Return every line from the records below in which the word "that" is found.

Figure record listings

◇ ◇ ◇ ◇ ◇ ◇ ◇

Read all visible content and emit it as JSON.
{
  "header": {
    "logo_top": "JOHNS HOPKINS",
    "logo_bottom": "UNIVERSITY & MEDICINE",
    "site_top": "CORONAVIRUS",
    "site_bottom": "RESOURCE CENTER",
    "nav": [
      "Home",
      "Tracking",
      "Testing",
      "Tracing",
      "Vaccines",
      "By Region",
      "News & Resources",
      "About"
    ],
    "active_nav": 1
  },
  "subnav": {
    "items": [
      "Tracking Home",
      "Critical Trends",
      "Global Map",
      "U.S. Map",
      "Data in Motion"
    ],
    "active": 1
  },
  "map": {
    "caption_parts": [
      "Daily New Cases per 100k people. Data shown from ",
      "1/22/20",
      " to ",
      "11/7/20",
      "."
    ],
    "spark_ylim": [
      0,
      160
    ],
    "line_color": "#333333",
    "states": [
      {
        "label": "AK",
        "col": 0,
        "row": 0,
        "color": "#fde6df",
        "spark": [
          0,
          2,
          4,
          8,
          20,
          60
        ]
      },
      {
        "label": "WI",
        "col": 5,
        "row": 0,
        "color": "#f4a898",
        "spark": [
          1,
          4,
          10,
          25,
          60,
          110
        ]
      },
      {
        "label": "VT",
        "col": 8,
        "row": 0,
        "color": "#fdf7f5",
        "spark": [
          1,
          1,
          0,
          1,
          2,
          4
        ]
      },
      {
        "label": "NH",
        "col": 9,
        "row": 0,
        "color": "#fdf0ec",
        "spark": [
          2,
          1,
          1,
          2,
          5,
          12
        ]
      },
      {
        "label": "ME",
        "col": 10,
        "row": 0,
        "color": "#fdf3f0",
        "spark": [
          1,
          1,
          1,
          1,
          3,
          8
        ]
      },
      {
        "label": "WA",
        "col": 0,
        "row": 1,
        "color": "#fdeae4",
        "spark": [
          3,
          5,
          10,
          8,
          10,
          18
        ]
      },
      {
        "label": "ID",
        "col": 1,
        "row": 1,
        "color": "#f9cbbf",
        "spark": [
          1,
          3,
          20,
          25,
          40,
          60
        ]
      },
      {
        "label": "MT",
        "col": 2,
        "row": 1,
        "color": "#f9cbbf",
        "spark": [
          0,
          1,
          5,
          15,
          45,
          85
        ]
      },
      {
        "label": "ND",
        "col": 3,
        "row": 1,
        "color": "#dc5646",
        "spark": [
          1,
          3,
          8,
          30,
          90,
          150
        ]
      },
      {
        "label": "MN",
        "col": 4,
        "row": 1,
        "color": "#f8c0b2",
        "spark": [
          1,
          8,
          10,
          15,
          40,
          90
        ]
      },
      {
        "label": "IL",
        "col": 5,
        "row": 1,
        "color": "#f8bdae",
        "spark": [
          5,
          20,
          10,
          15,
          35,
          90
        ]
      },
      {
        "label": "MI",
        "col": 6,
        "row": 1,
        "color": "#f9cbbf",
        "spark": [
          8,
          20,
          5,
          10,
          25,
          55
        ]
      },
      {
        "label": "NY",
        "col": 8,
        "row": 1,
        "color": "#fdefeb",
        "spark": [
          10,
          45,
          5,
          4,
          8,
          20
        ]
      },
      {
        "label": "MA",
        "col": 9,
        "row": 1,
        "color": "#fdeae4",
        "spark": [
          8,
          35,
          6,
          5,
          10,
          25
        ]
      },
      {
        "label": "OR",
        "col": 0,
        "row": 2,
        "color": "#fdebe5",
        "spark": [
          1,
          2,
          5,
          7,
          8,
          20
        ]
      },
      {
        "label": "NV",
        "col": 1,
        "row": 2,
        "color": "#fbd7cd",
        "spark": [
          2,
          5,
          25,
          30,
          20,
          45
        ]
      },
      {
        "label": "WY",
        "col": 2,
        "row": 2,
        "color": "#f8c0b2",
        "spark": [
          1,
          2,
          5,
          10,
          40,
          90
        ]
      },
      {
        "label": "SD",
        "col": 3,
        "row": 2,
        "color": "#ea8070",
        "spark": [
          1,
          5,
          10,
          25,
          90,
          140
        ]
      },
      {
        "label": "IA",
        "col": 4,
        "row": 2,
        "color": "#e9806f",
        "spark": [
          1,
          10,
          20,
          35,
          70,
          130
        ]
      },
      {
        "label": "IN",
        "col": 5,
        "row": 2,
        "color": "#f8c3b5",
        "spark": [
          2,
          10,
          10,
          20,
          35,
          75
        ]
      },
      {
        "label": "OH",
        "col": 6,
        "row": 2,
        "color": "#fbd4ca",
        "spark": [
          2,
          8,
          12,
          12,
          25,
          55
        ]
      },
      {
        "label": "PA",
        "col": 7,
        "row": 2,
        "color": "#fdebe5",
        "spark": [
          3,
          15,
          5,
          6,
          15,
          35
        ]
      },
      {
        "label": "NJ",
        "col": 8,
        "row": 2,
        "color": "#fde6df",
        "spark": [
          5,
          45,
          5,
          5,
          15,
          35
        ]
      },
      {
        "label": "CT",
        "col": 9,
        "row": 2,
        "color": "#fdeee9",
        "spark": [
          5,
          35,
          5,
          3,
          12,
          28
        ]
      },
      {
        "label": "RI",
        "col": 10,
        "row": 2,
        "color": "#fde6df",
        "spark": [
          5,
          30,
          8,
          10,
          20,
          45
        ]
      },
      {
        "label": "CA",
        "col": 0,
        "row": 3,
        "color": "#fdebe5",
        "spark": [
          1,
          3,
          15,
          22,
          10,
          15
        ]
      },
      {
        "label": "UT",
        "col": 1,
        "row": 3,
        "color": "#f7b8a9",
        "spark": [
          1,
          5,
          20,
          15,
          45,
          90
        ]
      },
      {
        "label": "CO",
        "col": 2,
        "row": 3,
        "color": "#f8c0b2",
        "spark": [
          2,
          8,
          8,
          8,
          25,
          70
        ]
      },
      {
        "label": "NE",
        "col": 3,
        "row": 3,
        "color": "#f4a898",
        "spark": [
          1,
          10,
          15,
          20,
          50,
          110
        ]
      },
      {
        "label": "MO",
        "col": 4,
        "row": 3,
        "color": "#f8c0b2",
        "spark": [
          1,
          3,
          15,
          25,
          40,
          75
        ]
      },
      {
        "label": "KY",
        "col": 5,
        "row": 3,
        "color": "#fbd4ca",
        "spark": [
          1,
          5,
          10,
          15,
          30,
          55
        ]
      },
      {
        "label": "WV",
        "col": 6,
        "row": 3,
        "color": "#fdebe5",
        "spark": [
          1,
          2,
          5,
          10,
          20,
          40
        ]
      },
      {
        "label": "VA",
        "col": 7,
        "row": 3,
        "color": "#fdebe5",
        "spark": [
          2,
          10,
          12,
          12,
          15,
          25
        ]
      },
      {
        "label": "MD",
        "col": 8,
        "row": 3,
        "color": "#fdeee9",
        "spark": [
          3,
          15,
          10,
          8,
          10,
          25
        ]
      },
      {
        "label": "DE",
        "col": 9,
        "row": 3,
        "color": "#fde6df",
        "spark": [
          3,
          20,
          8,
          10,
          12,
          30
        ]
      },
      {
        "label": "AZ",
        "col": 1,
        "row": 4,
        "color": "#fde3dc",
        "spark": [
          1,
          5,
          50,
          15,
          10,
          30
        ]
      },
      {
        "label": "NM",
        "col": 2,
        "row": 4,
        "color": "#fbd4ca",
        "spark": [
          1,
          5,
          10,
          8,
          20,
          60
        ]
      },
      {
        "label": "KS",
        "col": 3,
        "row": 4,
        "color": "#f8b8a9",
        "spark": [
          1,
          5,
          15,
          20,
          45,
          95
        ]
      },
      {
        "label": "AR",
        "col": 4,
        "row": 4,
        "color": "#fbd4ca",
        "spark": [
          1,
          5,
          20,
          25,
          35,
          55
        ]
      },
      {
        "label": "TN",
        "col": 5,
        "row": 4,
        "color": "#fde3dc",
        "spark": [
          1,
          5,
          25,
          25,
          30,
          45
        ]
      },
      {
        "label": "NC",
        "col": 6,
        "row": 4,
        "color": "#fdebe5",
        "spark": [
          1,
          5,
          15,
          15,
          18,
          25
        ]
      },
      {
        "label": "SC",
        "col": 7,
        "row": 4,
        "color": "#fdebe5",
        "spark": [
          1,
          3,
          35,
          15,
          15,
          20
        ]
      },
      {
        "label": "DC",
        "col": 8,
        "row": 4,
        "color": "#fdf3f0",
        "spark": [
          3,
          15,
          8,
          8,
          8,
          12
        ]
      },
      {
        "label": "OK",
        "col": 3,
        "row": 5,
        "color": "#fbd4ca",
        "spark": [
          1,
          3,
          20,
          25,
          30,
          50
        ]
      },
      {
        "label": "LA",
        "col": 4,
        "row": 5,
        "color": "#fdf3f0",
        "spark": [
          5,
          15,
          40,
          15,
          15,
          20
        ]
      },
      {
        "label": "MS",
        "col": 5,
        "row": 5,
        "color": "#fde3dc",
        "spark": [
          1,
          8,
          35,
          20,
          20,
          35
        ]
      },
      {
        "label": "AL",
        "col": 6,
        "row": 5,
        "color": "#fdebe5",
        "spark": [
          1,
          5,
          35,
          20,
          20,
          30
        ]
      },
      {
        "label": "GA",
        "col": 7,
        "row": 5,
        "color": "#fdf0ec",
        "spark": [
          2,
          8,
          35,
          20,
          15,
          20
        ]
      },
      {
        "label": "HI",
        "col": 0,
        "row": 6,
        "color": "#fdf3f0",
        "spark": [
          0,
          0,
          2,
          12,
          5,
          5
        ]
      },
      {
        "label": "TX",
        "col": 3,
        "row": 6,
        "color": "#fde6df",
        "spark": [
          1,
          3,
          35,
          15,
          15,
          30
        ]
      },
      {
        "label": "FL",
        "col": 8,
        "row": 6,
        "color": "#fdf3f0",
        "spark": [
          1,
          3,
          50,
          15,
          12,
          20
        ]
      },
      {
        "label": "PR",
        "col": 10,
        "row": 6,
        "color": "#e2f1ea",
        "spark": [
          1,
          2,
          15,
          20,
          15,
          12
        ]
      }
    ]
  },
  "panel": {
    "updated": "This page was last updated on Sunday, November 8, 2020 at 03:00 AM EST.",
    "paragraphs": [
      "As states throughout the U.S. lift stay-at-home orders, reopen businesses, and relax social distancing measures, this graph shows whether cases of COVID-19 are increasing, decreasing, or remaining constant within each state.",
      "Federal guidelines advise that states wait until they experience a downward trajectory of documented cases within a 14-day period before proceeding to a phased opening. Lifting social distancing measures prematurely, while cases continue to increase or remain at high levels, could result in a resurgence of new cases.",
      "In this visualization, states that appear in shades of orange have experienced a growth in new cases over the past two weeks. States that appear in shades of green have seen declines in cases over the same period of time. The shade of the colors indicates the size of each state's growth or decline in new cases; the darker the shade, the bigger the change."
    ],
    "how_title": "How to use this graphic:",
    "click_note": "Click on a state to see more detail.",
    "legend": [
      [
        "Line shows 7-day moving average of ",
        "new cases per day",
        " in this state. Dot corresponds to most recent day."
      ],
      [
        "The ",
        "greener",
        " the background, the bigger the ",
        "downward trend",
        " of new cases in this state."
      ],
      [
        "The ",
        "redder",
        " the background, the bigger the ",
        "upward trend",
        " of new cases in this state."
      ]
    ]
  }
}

◇ ◇ ◇ ◇ ◇ ◇ ◇

[Task result]:
      "Federal guidelines advise that states wait until they experience a downward trajectory of documented cases within a 14-day period before proceeding to a phased opening. Lifting social distancing measures prematurely, while cases continue to increase or remain at high levels, could result in a resurgence of new cases.",
      "In this visualization, states that appear in shades of orange have experienced a growth in new cases over the past two weeks. States that appear in shades of green have seen declines in cases over the same period of time. The shade of the colors indicates the size of each state's growth or decline in new cases; the darker the shade, the bigger the change."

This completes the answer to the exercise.